◆ Selected excerpt ◆
# # #

Great hacker culture perspective. As a hack, Wikileaks is neatly and intricately constructed, working on multiple mutually-reinforcing levels. When it hits the real world, things get a lot more complex.

  • cubicle67 15 years ago

    great hacker culture perspective? I thought it was some of the worst writing I'd read in ages.

    Chock full of awful B-grade cliched stereotypes with almost no insight at all.

cubicle67 15 years ago

Similarities between this essay and an episode of CSI - both rely on cardboard cutout characters, simple binary motivations, cleat cut good/bad guys and almost completely no basis in reality. The more you understand how the things they portray actually work, the more your enjoyment diminishes (I'm more of an NCIS fan :)

Differences between this essay and an episode of CSI - CSI knows full well its entire purpose in life is to be mildly entertaining. It never pretends to be a reflection of what real life CSI is like. It's entertainment, nothing more, and it knows it. Unlike the author of this essay, who for some reason thinks he has a deep understanding of "Hacker culture" and the entire saga, and needs about 3000 patronising words to explain his great insights to us.

oh, and if I ever see/hear the word 'cypherpunk' again I think I shall probably vomit.

djtumolo 15 years ago

He seems to think we have only two options, transparency and pain, or discretion and balance. The next step in this sage will be finding a way to have transparency and balance.

iwwr 15 years ago

Do you have a cached version? Main site is unavailable.

# # #

◆ Record set ◆
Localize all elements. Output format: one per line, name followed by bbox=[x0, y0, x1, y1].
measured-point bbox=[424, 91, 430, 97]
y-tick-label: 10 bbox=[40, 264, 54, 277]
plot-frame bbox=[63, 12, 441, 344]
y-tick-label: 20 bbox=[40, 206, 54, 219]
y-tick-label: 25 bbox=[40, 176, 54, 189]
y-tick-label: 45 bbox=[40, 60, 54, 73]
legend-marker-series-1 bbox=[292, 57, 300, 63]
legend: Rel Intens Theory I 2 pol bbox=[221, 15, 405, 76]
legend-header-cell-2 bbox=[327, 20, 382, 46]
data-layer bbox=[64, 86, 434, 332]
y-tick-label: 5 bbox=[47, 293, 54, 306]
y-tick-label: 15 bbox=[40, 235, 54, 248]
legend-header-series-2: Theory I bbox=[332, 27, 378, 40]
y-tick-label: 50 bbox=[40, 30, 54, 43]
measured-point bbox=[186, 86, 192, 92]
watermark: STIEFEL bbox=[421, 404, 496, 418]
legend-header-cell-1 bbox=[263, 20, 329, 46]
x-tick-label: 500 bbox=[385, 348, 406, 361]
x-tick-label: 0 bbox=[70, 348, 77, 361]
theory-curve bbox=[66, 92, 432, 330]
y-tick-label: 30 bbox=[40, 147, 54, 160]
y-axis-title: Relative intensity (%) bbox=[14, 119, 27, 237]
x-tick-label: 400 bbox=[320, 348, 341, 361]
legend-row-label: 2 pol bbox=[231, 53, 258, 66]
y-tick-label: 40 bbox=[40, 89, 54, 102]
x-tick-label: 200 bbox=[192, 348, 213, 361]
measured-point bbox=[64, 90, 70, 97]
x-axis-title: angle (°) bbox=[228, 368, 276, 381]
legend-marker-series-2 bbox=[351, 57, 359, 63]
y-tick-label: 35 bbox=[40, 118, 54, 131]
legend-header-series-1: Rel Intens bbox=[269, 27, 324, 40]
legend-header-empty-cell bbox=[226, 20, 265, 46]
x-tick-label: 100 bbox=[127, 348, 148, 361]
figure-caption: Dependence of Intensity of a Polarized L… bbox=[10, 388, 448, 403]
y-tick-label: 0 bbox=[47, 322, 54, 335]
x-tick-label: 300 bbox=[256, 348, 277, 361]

# # #

◆ Task brief ◆
In the comment thread about the Wikileaks essay, how does the commenter say CSI differs from the essay? Please answer in one to three sentences.

◆ Result of the exercise ◆
CSI knows its whole purpose is to be mildly entertaining and never pretends to show what real-life CSI is like. The essay's author, by contrast, thinks he deeply understands "Hacker culture" and the entire saga and uses about 3000 patronising words to explain his insights.